Problem = Check each line of the listing below for the string "územního", and copy the ones that have it.

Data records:
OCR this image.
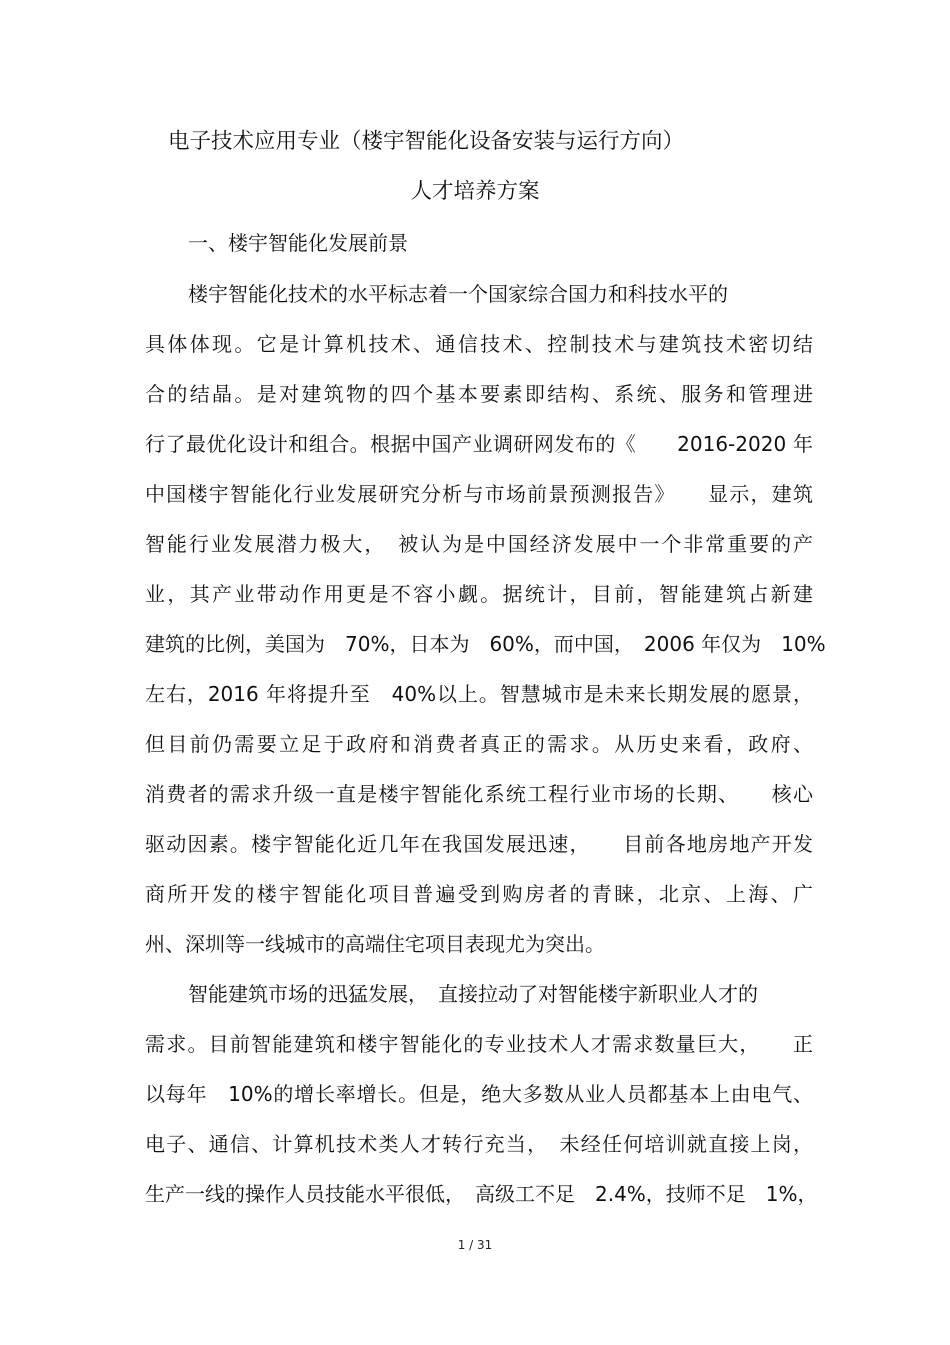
电子技术应用专业（楼宇智能化设备安装与运行方向）
人才培养方案
一、楼宇智能化发展前景
楼宇智能化技术的水平标志着一个国家综合国力和科技水平的
具体体现。它是计算机技术、通信技术、控制技术与建筑技术密切结
合的结晶。是对建筑物的四个基本要素即结构、系统、服务和管理进
行了最优化设计和组合。根据中国产业调研网发布的《　　2016-2020 年
中国楼宇智能化行业发展研究分析与市场前景预测报告》　　显示，建筑
智能行业发展潜力极大，　被认为是中国经济发展中一个非常重要的产
业，其产业带动作用更是不容小觑。据统计，目前，智能建筑占新建
建筑的比例，美国为　70%，日本为　60%，而中国，　2006 年仅为　10%
左右，2016 年将提升至　40%以上。智慧城市是未来长期发展的愿景，
但目前仍需要立足于政府和消费者真正的需求。从历史来看，政府、
消费者的需求升级一直是楼宇智能化系统工程行业市场的长期、　　核心
驱动因素。楼宇智能化近几年在我国发展迅速，　　目前各地房地产开发
商所开发的楼宇智能化项目普遍受到购房者的青睐，北京、上海、广
州、深圳等一线城市的高端住宅项目表现尤为突出。
智能建筑市场的迅猛发展，　直接拉动了对智能楼宇新职业人才的
需求。目前智能建筑和楼宇智能化的专业技术人才需求数量巨大，　　正
以每年　10%的增长率增长。但是，绝大多数从业人员都基本上由电气、
电子、通信、计算机技术类人才转行充当，　未经任何培训就直接上岗，
生产一线的操作人员技能水平很低，　高级工不足　2.4%，技师不足　1%，
1 / 31
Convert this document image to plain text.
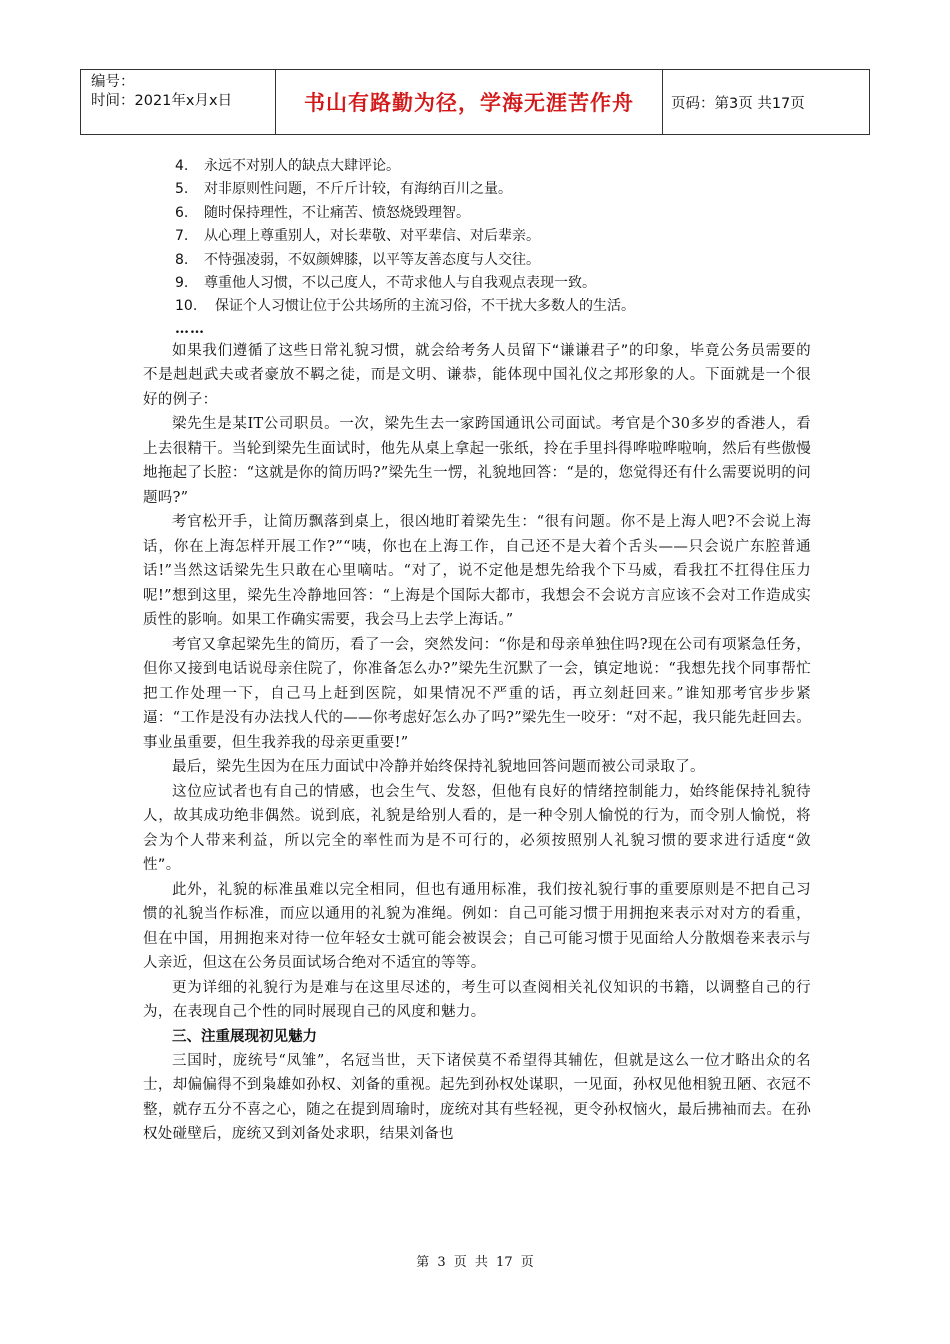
编号：
时间：2021年x月x日	书山有路勤为径，学海无涯苦作舟	页码：第3页 共17页
4. 永远不对别人的缺点大肆评论。
5. 对非原则性问题，不斤斤计较，有海纳百川之量。
6. 随时保持理性，不让痛苦、愤怒烧毁理智。
7. 从心理上尊重别人，对长辈敬、对平辈信、对后辈亲。
8. 不恃强凌弱，不奴颜婢膝，以平等友善态度与人交往。
9. 尊重他人习惯，不以己度人，不苛求他人与自我观点表现一致。
10. 保证个人习惯让位于公共场所的主流习俗，不干扰大多数人的生活。
……

如果我们遵循了这些日常礼貌习惯，就会给考务人员留下“谦谦君子”的印象，毕竟公务员需要的不是赳赳武夫或者豪放不羁之徒，而是文明、谦恭，能体现中国礼仪之邦形象的人。下面就是一个很好的例子：

梁先生是某IT公司职员。一次，梁先生去一家跨国通讯公司面试。考官是个30多岁的香港人，看上去很精干。当轮到梁先生面试时，他先从桌上拿起一张纸，拎在手里抖得哗啦哗啦响，然后有些傲慢地拖起了长腔：“这就是你的简历吗?”梁先生一愣，礼貌地回答：“是的，您觉得还有什么需要说明的问题吗?”

考官松开手，让简历飘落到桌上，很凶地盯着梁先生：“很有问题。你不是上海人吧?不会说上海话，你在上海怎样开展工作?”“咦，你也在上海工作，自己还不是大着个舌头——只会说广东腔普通话!”当然这话梁先生只敢在心里嘀咕。“对了，说不定他是想先给我个下马威，看我扛不扛得住压力呢!”想到这里，梁先生冷静地回答：“上海是个国际大都市，我想会不会说方言应该不会对工作造成实质性的影响。如果工作确实需要，我会马上去学上海话。”

考官又拿起梁先生的简历，看了一会，突然发问：“你是和母亲单独住吗?现在公司有项紧急任务，但你又接到电话说母亲住院了，你准备怎么办?”梁先生沉默了一会，镇定地说：“我想先找个同事帮忙把工作处理一下，自己马上赶到医院，如果情况不严重的话，再立刻赶回来。”谁知那考官步步紧逼：“工作是没有办法找人代的——你考虑好怎么办了吗?”梁先生一咬牙：“对不起，我只能先赶回去。事业虽重要，但生我养我的母亲更重要!”

最后，梁先生因为在压力面试中冷静并始终保持礼貌地回答问题而被公司录取了。

这位应试者也有自己的情感，也会生气、发怒，但他有良好的情绪控制能力，始终能保持礼貌待人，故其成功绝非偶然。说到底，礼貌是给别人看的，是一种令别人愉悦的行为，而令别人愉悦，将会为个人带来利益，所以完全的率性而为是不可行的，必须按照别人礼貌习惯的要求进行适度“敛性”。

此外，礼貌的标准虽难以完全相同，但也有通用标准，我们按礼貌行事的重要原则是不把自己习惯的礼貌当作标准，而应以通用的礼貌为准绳。例如：自己可能习惯于用拥抱来表示对对方的看重，但在中国，用拥抱来对待一位年轻女士就可能会被误会；自己可能习惯于见面给人分散烟卷来表示与人亲近，但这在公务员面试场合绝对不适宜的等等。

更为详细的礼貌行为是难与在这里尽述的，考生可以查阅相关礼仪知识的书籍，以调整自己的行为，在表现自己个性的同时展现自己的风度和魅力。

三、注重展现初见魅力

三国时，庞统号“凤雏”，名冠当世，天下诸侯莫不希望得其辅佐，但就是这么一位才略出众的名士，却偏偏得不到枭雄如孙权、刘备的重视。起先到孙权处谋职，一见面，孙权见他相貌丑陋、衣冠不整，就存五分不喜之心，随之在提到周瑜时，庞统对其有些轻视，更令孙权恼火，最后拂袖而去。在孙权处碰壁后，庞统又到刘备处求职，结果刘备也

第 3 页 共 17 页
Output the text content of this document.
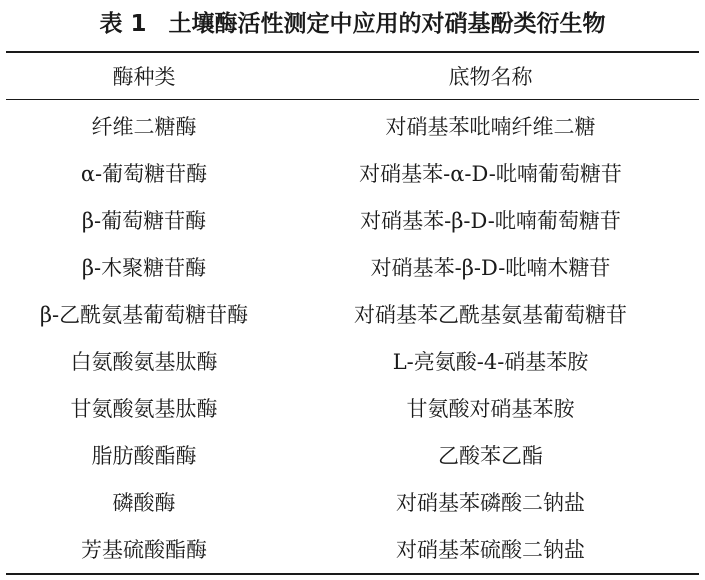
表 1 土壤酶活性测定中应用的对硝基酚类衍生物
酶种类	底物名称
纤维二糖酶	对硝基苯吡喃纤维二糖
α-葡萄糖苷酶	对硝基苯-α-D-吡喃葡萄糖苷
β-葡萄糖苷酶	对硝基苯-β-D-吡喃葡萄糖苷
β-木聚糖苷酶	对硝基苯-β-D-吡喃木糖苷
β-乙酰氨基葡萄糖苷酶	对硝基苯乙酰基氨基葡萄糖苷
白氨酸氨基肽酶	L-亮氨酸-4-硝基苯胺
甘氨酸氨基肽酶	甘氨酸对硝基苯胺
脂肪酸酯酶	乙酸苯乙酯
磷酸酶	对硝基苯磷酸二钠盐
芳基硫酸酯酶	对硝基苯硫酸二钠盐
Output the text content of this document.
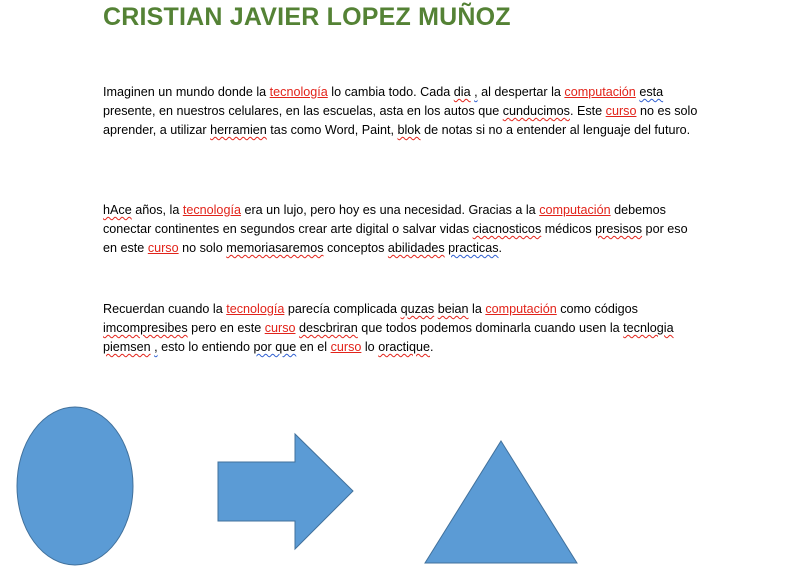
CRISTIAN JAVIER LOPEZ MUÑOZ

Imaginen un mundo donde la tecnología lo cambia todo. Cada dia , al despertar la computación esta presente, en nuestros celulares, en las escuelas, asta en los autos que cunducimos. Este curso no es solo aprender, a utilizar herramien tas como Word, Paint, blok de notas si no a entender al lenguaje del futuro.

hAce años, la tecnología era un lujo, pero hoy es una necesidad. Gracias a la computación debemos conectar continentes en segundos crear arte digital o salvar vidas ciacnosticos médicos presisos por eso en este curso no solo memoriasaremos conceptos abilidades practicas.

Recuerdan cuando la tecnología parecía complicada quzas beian la computación como códigos imcompresibes pero en este curso descbriran que todos podemos dominarla cuando usen la tecnlogia piemsen , esto lo entiendo por que en el curso lo oractique.
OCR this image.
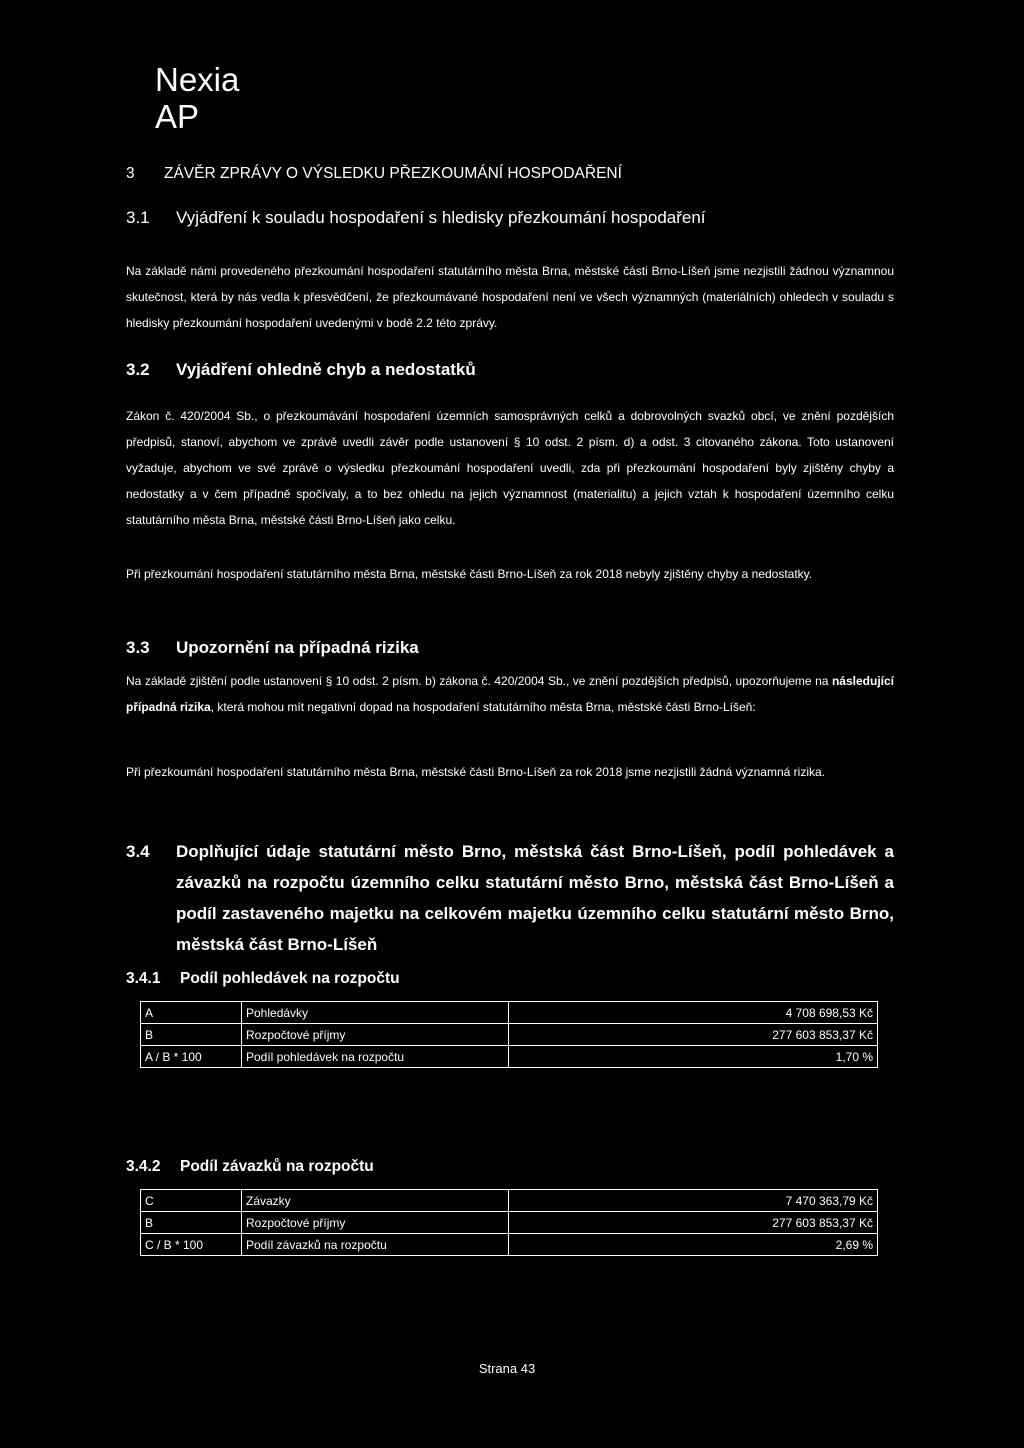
Nexia
AP
3 ZÁVĚR ZPRÁVY O VÝSLEDKU PŘEZKOUMÁNÍ HOSPODAŘENÍ
3.1 Vyjádření k souladu hospodaření s hledisky přezkoumání hospodaření
Na základě námi provedeného přezkoumání hospodaření statutárního města Brna, městské části Brno-Líšeň jsme nezjistili žádnou významnou skutečnost, která by nás vedla k přesvědčení, že přezkoumávané hospodaření není ve všech významných (materiálních) ohledech v souladu s hledisky přezkoumání hospodaření uvedenými v bodě 2.2 této zprávy.
3.2 Vyjádření ohledně chyb a nedostatků
Zákon č. 420/2004 Sb., o přezkoumávání hospodaření územních samosprávných celků a dobrovolných svazků obcí, ve znění pozdějších předpisů, stanoví, abychom ve zprávě uvedli závěr podle ustanovení § 10 odst. 2 písm. d) a odst. 3 citovaného zákona. Toto ustanovení vyžaduje, abychom ve své zprávě o výsledku přezkoumání hospodaření uvedli, zda při přezkoumání hospodaření byly zjištěny chyby a nedostatky a v čem případně spočívaly, a to bez ohledu na jejich významnost (materialitu) a jejich vztah k hospodaření územního celku statutárního města Brna, městské části Brno-Líšeň jako celku.
Při přezkoumání hospodaření statutárního města Brna, městské části Brno-Líšeň za rok 2018 nebyly zjištěny chyby a nedostatky.
3.3 Upozornění na případná rizika
Na základě zjištění podle ustanovení § 10 odst. 2 písm. b) zákona č. 420/2004 Sb., ve znění pozdějších předpisů, upozorňujeme na následující případná rizika, která mohou mít negativní dopad na hospodaření statutárního města Brna, městské části Brno-Líšeň:
Při přezkoumání hospodaření statutárního města Brna, městské části Brno-Líšeň za rok 2018 jsme nezjistili žádná významná rizika.
3.4 Doplňující údaje statutární město Brno, městská část Brno-Líšeň, podíl pohledávek a závazků na rozpočtu územního celku statutární město Brno, městská část Brno-Líšeň a podíl zastaveného majetku na celkovém majetku územního celku statutární město Brno, městská část Brno-Líšeň
3.4.1 Podíl pohledávek na rozpočtu
A	Pohledávky	4 708 698,53 Kč
B	Rozpočtové příjmy	277 603 853,37 Kč
A / B * 100	Podíl pohledávek na rozpočtu	1,70 %
3.4.2 Podíl závazků na rozpočtu
C	Závazky	7 470 363,79 Kč
B	Rozpočtové příjmy	277 603 853,37 Kč
C / B * 100	Podíl závazků na rozpočtu	2,69 %
Strana 43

Exercise response =
Zákon č. 420/2004 Sb., o přezkoumávání hospodaření územních samosprávných celků a dobrovolných svazků obcí, ve znění pozdějších předpisů, stanoví, abychom ve zprávě uvedli závěr podle ustanovení § 10 odst. 2 písm. d) a odst. 3 citovaného zákona. Toto ustanovení vyžaduje, abychom ve své zprávě o výsledku přezkoumání hospodaření uvedli, zda při přezkoumání hospodaření byly zjištěny chyby a nedostatky a v čem případně spočívaly, a to bez ohledu na jejich významnost (materialitu) a jejich vztah k hospodaření územního celku statutárního města Brna, městské části Brno-Líšeň jako celku.
3.4 Doplňující údaje statutární město Brno, městská část Brno-Líšeň, podíl pohledávek a závazků na rozpočtu územního celku statutární město Brno, městská část Brno-Líšeň a podíl zastaveného majetku na celkovém majetku územního celku statutární město Brno, městská část Brno-Líšeň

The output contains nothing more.